[Collected data]
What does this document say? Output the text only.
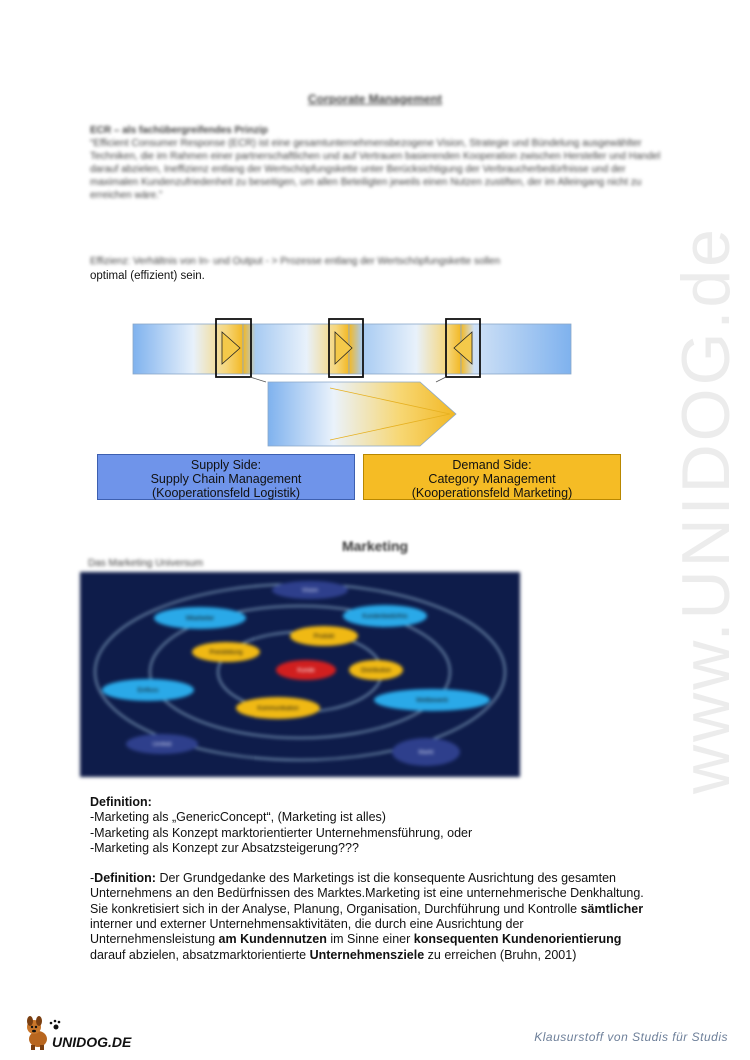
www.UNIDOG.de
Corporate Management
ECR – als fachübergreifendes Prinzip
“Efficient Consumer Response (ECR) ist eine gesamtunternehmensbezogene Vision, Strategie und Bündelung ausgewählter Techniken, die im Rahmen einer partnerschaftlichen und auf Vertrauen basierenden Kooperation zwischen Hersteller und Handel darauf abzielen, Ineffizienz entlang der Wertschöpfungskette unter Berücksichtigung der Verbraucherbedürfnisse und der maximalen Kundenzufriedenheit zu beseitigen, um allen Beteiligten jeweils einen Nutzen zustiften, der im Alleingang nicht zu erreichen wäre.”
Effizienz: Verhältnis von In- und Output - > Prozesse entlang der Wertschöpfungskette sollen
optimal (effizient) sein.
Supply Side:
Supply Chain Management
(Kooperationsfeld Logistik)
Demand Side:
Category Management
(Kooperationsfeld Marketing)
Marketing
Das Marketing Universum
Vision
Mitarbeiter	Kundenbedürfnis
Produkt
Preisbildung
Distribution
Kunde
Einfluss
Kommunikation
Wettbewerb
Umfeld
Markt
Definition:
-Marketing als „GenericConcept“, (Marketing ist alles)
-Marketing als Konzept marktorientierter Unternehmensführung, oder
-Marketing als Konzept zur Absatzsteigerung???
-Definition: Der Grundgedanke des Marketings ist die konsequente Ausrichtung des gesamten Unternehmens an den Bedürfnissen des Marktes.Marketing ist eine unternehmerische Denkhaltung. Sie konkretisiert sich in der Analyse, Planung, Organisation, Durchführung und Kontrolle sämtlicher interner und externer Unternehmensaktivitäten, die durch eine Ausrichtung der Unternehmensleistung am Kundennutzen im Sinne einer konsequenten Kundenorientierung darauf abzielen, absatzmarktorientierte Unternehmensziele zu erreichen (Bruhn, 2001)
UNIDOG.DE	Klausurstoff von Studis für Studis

* _Direction_:
With the pictures omitted, reproduce the records in full and exactly.

* _Written solution_:
What does this document say? Output the text only.
www.UNIDOG.de
Corporate Management
ECR – als fachübergreifendes Prinzip
“Efficient Consumer Response (ECR) ist eine gesamtunternehmensbezogene Vision, Strategie und Bündelung ausgewählter Techniken, die im Rahmen einer partnerschaftlichen und auf Vertrauen basierenden Kooperation zwischen Hersteller und Handel darauf abzielen, Ineffizienz entlang der Wertschöpfungskette unter Berücksichtigung der Verbraucherbedürfnisse und der maximalen Kundenzufriedenheit zu beseitigen, um allen Beteiligten jeweils einen Nutzen zustiften, der im Alleingang nicht zu erreichen wäre.”
Effizienz: Verhältnis von In- und Output - > Prozesse entlang der Wertschöpfungskette sollen
optimal (effizient) sein.
Supply Side:
Supply Chain Management
(Kooperationsfeld Logistik)
Demand Side:
Category Management
(Kooperationsfeld Marketing)
Marketing
Das Marketing Universum
Vision
Mitarbeiter	Kundenbedürfnis
Produkt
Preisbildung
Distribution
Kunde
Einfluss
Kommunikation
Wettbewerb
Umfeld
Markt
Definition:
-Marketing als „GenericConcept“, (Marketing ist alles)
-Marketing als Konzept marktorientierter Unternehmensführung, oder
-Marketing als Konzept zur Absatzsteigerung???
-Definition: Der Grundgedanke des Marketings ist die konsequente Ausrichtung des gesamten Unternehmens an den Bedürfnissen des Marktes.Marketing ist eine unternehmerische Denkhaltung. Sie konkretisiert sich in der Analyse, Planung, Organisation, Durchführung und Kontrolle sämtlicher interner und externer Unternehmensaktivitäten, die durch eine Ausrichtung der Unternehmensleistung am Kundennutzen im Sinne einer konsequenten Kundenorientierung darauf abzielen, absatzmarktorientierte Unternehmensziele zu erreichen (Bruhn, 2001)
UNIDOG.DE	Klausurstoff von Studis für Studis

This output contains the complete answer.